====== Supplied material

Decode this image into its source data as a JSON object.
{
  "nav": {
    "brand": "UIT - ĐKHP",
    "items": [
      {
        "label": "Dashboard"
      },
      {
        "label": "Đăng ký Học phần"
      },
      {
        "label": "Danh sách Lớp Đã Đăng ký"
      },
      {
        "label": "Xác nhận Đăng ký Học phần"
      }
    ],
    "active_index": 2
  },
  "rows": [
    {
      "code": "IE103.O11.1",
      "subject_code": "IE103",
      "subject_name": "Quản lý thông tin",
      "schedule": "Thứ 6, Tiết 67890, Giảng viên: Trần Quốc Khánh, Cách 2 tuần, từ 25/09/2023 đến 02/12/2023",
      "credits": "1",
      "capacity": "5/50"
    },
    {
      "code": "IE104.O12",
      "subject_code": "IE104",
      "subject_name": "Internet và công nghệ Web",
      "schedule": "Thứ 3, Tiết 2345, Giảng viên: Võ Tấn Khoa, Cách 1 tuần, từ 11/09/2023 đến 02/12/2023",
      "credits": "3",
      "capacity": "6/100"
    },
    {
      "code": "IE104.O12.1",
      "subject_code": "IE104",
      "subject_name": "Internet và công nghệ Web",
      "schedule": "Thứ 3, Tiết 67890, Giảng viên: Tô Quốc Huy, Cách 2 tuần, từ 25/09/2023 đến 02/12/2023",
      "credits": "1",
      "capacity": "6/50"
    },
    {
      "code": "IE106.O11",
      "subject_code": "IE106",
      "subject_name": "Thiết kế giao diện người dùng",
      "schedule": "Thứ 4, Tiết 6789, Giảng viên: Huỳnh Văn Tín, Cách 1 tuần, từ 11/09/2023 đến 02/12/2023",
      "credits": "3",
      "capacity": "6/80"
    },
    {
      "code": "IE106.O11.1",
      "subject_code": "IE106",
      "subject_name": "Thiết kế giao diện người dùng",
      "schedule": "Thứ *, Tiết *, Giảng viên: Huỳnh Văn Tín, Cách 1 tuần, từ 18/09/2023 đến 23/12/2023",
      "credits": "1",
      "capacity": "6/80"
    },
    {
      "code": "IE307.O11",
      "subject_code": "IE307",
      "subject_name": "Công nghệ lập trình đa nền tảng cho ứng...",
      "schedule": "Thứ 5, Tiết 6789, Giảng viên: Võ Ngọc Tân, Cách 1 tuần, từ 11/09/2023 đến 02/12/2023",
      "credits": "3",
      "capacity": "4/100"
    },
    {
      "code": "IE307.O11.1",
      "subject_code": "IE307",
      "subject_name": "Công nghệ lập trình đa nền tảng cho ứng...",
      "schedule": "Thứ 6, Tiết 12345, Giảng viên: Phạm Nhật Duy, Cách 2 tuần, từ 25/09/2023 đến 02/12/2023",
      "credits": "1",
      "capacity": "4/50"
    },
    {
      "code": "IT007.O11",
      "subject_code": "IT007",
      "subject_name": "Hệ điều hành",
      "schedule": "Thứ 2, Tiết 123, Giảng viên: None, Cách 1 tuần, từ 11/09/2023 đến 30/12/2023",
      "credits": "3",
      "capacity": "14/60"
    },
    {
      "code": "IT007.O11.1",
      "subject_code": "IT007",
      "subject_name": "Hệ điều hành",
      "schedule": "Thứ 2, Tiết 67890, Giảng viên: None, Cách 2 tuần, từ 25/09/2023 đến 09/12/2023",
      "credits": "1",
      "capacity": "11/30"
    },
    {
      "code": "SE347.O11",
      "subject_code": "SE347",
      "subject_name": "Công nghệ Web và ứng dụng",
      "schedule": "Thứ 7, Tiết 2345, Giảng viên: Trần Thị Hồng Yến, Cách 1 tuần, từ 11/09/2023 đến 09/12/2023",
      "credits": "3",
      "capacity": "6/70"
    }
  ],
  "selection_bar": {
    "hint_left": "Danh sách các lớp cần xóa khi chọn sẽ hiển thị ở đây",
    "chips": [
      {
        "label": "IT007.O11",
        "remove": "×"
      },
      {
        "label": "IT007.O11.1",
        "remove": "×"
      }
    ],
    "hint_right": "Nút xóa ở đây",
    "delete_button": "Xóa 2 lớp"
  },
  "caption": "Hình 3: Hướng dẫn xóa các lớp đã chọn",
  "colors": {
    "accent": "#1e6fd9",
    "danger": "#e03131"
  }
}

============

▶ [Exercise aim]: Out of the records, collect only those lines that contain the string "phần".

▶ [Reply to the task]:
        "label": "Đăng ký Học phần"
        "label": "Xác nhận Đăng ký Học phần"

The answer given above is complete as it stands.